*** Given information

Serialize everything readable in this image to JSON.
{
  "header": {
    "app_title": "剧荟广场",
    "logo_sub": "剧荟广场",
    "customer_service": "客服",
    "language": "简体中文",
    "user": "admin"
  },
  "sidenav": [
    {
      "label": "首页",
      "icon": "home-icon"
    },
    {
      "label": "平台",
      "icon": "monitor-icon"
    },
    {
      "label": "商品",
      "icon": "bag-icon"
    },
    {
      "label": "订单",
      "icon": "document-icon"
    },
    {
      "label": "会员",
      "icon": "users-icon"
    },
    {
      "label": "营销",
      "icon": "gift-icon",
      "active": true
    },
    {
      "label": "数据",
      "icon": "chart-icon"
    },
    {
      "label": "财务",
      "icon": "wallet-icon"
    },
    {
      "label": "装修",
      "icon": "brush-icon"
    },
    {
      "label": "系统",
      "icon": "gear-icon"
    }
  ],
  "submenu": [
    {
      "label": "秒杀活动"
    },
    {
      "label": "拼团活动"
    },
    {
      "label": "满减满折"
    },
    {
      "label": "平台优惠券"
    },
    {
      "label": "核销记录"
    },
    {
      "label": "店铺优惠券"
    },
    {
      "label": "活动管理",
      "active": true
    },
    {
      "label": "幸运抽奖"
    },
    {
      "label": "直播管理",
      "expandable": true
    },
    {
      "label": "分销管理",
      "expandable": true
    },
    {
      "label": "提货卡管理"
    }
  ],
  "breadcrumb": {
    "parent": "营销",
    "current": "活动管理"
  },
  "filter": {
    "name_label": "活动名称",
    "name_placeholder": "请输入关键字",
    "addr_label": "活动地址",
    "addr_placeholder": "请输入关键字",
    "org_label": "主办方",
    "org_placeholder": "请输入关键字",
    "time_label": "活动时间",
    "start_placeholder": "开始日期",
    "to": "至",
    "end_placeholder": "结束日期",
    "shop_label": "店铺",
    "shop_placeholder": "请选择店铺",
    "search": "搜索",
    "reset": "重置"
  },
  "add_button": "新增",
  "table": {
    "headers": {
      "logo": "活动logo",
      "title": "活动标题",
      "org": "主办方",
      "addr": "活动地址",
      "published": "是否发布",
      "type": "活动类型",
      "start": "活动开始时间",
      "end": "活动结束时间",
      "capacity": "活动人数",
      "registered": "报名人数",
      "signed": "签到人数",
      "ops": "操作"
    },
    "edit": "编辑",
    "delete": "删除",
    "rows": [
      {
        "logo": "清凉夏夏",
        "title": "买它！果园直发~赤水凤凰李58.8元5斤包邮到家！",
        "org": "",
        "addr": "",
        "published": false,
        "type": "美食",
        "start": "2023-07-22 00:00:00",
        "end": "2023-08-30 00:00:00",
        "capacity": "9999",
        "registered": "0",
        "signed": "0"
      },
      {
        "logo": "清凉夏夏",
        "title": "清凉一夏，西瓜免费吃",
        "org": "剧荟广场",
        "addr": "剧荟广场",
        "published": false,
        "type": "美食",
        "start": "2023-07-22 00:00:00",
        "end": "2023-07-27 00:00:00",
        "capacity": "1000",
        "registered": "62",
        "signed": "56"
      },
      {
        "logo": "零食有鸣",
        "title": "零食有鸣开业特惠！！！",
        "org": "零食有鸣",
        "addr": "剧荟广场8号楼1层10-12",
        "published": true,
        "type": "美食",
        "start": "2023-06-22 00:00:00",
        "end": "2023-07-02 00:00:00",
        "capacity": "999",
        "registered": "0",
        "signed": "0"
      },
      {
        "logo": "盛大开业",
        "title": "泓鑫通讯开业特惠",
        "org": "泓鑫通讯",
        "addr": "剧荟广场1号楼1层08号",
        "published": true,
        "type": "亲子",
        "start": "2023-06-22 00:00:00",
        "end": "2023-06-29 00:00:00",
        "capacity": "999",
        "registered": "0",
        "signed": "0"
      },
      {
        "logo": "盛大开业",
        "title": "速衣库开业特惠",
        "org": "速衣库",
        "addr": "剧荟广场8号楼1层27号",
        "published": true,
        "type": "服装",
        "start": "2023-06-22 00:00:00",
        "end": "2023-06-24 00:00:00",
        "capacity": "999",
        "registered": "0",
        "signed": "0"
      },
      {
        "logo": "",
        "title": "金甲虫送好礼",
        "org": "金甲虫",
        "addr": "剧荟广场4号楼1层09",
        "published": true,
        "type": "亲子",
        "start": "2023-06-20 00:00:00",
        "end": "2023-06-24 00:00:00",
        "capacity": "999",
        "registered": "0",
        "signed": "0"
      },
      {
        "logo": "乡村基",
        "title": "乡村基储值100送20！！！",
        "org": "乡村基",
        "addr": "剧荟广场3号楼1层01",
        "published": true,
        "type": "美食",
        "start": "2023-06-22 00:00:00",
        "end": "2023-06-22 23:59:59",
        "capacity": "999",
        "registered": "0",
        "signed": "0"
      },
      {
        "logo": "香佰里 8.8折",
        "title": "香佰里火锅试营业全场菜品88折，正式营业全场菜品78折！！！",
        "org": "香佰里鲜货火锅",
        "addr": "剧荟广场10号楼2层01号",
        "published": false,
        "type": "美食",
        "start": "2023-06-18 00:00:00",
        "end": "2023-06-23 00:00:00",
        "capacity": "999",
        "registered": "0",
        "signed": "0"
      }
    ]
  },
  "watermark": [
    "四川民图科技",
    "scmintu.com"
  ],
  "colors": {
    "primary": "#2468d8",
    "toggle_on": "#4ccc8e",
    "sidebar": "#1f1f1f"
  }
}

******

Goal of the exercise: Select all lines in the listing above where the word "请输入关键字" appears, and show them.

Task response:
    "name_placeholder": "请输入关键字",
    "addr_placeholder": "请输入关键字",
    "org_placeholder": "请输入关键字",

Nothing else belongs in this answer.